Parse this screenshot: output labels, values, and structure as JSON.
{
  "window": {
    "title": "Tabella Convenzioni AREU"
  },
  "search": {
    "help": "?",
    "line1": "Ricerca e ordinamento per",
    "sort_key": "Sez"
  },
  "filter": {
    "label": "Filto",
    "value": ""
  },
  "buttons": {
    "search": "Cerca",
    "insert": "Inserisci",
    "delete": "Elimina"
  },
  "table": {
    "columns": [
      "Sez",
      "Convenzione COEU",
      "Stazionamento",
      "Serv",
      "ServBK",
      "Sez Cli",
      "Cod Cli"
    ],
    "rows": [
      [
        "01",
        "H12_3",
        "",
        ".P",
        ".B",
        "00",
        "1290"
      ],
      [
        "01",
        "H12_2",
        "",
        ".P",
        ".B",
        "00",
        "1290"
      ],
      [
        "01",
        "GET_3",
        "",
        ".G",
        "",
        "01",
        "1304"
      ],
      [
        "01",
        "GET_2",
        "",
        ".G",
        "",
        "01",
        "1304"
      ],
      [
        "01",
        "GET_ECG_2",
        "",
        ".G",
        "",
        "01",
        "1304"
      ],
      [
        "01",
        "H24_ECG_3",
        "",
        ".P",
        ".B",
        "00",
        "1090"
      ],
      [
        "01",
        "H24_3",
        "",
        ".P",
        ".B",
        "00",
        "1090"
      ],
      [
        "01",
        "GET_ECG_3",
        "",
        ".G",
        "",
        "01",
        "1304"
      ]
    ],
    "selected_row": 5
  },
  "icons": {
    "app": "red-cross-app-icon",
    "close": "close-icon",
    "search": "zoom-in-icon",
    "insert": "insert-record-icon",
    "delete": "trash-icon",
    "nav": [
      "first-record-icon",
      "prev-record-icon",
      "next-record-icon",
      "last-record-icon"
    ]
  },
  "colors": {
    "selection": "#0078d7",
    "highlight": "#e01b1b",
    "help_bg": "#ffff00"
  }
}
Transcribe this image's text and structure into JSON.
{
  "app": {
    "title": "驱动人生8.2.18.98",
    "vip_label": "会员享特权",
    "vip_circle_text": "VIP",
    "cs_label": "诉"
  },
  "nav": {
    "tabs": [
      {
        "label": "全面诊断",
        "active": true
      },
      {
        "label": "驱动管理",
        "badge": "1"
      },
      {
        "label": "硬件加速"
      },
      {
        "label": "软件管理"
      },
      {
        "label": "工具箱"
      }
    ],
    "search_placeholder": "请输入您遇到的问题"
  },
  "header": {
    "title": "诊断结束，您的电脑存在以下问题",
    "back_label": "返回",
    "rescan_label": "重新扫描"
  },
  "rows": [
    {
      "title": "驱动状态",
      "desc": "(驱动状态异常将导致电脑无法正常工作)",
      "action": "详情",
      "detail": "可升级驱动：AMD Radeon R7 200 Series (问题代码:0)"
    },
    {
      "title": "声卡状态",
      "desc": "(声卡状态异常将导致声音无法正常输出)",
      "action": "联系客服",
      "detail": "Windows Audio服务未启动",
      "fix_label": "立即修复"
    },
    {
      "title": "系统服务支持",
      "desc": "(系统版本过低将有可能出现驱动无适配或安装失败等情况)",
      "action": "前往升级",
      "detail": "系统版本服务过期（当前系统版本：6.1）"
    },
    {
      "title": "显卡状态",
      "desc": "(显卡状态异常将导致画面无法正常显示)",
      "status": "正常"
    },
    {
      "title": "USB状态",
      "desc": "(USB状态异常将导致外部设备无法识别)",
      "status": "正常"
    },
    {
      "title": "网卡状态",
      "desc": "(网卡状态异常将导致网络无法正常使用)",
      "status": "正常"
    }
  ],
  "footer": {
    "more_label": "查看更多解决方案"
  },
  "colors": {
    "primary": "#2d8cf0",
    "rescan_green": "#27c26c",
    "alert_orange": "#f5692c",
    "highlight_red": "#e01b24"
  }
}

□ □ □ □

• _DESCRIPTION OF THE TASK_: Find the string "title" in the entries above and return each line that holds it.

• _CORRECT OUTPUT_:
    "title": "Tabella Convenzioni AREU"
    "title": "驱动人生8.2.18.98",
    "title": "诊断结束，您的电脑存在以下问题",
      "title": "驱动状态",
      "title": "声卡状态",
      "title": "系统服务支持",
      "title": "显卡状态",
      "title": "USB状态",
      "title": "网卡状态",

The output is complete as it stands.